| OBJECTIVE |
In the lines below, how many hold the word "upper"? Answer only with the number.

| Dataset rows |

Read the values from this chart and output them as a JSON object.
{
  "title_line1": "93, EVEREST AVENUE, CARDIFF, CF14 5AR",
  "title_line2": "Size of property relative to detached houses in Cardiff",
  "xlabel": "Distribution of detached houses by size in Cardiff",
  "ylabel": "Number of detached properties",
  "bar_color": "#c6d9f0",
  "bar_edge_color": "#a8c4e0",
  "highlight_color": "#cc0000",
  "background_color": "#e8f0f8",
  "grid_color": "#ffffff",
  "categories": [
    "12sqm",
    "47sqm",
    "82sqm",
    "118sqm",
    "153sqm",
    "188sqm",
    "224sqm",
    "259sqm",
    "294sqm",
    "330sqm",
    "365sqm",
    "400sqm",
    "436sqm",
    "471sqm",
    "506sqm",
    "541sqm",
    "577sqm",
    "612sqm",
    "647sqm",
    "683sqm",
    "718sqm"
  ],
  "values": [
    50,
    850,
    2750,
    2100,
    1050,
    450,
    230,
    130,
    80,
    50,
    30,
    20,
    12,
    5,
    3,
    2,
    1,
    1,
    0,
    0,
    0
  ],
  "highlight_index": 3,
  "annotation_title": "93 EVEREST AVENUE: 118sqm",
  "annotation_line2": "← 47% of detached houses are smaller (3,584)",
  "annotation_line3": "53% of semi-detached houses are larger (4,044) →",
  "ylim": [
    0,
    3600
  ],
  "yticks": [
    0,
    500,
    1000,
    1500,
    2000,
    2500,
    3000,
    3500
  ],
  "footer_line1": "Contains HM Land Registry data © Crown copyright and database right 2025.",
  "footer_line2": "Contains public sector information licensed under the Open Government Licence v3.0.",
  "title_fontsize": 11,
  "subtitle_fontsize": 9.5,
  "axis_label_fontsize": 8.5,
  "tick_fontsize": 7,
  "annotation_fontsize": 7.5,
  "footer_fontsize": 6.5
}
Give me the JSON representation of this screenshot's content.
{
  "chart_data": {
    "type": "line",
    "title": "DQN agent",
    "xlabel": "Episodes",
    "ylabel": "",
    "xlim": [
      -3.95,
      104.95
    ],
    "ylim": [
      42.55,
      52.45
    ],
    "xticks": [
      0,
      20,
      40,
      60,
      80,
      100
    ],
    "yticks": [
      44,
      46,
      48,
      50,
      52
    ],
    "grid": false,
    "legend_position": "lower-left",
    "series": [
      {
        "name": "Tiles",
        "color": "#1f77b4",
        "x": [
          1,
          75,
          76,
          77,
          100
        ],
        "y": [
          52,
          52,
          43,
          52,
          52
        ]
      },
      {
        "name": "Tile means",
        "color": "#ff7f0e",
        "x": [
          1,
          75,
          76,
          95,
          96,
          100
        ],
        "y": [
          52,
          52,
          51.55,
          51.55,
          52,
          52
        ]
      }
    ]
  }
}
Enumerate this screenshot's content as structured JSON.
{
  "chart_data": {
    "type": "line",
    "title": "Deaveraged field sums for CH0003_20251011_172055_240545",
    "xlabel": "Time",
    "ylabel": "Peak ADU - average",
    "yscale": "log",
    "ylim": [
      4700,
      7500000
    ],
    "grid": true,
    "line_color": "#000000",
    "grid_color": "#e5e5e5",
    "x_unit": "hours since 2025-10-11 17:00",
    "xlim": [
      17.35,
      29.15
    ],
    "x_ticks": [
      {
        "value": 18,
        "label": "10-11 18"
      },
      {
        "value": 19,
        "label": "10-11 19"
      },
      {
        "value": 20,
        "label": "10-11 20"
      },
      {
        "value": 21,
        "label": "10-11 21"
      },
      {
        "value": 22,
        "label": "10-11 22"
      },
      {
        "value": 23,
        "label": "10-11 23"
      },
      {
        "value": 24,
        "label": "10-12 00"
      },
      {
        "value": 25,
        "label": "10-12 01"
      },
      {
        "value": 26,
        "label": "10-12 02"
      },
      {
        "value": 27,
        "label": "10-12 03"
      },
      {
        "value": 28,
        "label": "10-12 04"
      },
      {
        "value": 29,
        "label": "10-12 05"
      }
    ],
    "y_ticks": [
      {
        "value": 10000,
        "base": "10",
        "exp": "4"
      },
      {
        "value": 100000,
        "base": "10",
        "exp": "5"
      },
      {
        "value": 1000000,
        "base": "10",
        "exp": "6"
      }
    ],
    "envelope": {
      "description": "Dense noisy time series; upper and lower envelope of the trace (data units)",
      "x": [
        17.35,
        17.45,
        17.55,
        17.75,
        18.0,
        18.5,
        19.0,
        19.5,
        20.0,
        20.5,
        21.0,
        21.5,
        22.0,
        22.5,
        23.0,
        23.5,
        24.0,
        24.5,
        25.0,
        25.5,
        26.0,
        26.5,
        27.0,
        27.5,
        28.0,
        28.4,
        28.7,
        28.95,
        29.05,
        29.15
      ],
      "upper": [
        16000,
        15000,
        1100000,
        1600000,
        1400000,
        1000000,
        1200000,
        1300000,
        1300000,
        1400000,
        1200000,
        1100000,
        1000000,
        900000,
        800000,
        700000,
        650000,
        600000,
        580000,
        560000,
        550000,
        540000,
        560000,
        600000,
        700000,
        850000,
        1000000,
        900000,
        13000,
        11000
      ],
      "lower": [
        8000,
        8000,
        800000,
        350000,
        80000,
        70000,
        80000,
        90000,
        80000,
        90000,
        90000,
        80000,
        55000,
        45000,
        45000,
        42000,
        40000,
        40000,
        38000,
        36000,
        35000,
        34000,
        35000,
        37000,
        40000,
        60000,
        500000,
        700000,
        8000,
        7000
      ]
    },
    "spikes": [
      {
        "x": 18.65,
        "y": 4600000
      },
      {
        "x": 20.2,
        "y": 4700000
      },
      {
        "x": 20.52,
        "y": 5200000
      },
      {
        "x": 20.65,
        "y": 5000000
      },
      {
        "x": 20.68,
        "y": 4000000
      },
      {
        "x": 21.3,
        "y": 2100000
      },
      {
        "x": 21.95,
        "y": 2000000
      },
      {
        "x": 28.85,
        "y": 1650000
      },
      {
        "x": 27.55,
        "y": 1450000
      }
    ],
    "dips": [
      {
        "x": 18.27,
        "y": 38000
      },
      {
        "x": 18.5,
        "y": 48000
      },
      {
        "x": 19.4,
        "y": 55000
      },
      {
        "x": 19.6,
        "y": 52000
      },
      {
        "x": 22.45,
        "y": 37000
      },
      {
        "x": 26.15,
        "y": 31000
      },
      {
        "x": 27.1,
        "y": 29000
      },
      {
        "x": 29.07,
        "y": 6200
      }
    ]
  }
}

| THE OUTPUT |
2